▶ [Do this]: Filter the entries that follow, copying every line in which the word "title" appears.

★ ★ ★ ★ ★

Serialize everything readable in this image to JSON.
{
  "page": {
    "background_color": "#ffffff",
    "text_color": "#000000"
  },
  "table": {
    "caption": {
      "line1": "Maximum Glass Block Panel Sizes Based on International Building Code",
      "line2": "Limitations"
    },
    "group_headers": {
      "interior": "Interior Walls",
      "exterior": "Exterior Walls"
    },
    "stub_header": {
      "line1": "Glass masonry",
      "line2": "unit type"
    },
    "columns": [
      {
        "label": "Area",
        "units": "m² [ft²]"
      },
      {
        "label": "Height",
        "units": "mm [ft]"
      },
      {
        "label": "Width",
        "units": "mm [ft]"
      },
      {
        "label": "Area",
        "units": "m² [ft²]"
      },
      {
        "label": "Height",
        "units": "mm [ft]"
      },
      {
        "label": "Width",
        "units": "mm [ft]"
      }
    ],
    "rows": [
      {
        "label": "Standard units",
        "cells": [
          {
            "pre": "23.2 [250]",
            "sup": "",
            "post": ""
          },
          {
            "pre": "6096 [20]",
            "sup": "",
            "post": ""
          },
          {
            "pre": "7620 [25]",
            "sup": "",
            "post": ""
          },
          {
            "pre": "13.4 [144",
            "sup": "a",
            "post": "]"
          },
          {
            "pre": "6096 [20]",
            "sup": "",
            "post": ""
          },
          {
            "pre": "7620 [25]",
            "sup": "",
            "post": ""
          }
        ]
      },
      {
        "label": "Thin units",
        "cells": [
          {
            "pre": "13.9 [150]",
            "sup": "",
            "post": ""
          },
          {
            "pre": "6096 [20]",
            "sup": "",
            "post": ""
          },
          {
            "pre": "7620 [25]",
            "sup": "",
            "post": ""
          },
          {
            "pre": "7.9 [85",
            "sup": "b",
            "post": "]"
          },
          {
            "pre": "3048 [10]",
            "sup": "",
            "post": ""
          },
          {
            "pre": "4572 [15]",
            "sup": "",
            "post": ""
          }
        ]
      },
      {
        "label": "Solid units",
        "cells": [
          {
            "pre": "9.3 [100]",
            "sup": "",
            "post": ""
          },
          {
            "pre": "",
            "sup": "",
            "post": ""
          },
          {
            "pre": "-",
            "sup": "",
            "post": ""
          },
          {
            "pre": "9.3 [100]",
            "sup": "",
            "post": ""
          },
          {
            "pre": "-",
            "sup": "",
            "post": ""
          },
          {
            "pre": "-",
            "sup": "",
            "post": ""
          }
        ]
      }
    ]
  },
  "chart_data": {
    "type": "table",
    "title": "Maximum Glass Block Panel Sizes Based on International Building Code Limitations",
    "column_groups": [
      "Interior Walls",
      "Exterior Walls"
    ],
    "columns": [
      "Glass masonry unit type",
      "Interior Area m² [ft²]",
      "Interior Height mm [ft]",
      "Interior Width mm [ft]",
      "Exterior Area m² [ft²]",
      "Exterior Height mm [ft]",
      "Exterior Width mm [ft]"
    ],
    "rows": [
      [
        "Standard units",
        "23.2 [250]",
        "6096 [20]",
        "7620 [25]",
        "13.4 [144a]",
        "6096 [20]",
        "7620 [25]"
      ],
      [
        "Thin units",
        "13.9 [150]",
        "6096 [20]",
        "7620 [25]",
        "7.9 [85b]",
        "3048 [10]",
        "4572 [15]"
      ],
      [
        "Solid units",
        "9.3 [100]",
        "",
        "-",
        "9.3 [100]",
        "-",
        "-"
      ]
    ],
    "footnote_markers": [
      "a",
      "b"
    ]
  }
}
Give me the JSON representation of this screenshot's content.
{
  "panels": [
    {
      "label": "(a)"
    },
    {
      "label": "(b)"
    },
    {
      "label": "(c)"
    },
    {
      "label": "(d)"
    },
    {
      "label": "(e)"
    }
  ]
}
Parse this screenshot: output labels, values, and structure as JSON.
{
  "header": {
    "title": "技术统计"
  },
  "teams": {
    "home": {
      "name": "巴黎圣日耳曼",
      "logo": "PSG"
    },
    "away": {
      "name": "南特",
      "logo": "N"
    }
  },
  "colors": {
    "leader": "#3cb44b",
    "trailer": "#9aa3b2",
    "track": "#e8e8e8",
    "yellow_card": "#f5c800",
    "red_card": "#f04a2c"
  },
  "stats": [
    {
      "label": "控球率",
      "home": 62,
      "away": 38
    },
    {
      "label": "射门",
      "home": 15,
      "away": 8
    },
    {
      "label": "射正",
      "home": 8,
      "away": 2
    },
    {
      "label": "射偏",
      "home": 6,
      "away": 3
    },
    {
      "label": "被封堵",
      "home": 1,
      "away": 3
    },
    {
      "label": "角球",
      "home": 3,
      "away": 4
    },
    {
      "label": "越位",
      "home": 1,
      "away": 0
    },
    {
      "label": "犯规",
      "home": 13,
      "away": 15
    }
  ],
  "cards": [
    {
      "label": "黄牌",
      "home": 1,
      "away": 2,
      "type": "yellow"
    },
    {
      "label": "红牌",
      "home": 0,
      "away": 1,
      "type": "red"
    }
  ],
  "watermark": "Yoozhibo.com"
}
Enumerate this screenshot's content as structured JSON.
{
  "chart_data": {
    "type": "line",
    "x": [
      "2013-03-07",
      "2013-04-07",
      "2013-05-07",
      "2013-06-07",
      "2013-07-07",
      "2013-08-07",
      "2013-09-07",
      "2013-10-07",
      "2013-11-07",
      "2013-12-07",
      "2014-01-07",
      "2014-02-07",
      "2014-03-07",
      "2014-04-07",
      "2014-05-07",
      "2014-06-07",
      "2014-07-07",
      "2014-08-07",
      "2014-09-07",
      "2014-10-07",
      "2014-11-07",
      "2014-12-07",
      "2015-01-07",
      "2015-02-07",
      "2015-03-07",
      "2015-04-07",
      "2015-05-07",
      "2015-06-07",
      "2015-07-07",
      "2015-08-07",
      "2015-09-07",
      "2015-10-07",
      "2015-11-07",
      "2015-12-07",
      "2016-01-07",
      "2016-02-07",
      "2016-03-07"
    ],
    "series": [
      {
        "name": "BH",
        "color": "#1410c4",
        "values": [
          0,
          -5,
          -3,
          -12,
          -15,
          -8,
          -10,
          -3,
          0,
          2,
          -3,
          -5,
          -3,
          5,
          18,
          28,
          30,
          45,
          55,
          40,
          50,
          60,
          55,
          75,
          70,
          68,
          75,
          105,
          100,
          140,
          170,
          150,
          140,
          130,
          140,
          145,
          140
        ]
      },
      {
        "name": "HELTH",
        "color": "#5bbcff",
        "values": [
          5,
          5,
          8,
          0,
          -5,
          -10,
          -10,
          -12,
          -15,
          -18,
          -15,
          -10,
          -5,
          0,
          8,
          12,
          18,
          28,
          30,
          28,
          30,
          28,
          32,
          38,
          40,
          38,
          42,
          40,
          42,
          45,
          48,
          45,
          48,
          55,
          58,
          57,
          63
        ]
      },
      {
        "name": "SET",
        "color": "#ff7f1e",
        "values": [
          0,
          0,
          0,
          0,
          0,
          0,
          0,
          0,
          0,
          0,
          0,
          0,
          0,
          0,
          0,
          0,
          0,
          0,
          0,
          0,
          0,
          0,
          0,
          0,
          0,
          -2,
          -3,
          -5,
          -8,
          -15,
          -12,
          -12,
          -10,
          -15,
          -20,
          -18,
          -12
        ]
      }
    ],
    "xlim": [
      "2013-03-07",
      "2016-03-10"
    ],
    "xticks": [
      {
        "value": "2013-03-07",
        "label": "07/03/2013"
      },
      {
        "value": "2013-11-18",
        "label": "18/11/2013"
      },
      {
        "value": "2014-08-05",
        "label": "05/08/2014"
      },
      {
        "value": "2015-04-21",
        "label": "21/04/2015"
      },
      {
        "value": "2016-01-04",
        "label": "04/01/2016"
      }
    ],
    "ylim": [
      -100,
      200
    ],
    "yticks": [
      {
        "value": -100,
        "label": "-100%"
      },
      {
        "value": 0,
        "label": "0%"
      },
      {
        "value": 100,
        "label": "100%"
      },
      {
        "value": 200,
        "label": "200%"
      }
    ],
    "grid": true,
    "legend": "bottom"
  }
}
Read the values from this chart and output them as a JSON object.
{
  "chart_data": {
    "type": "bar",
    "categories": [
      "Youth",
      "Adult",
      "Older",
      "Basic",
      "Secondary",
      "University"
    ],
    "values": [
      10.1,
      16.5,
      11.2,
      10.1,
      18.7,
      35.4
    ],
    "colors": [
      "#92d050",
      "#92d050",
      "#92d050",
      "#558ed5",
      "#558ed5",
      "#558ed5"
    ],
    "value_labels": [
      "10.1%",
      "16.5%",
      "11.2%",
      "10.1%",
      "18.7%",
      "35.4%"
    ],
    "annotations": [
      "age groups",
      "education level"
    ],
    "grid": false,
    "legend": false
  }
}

★ ★ ★ ★ ★

▶ [Answer to this task]:
    "title": "Maximum Glass Block Panel Sizes Based on International Building Code Limitations",
    "title": "技术统计"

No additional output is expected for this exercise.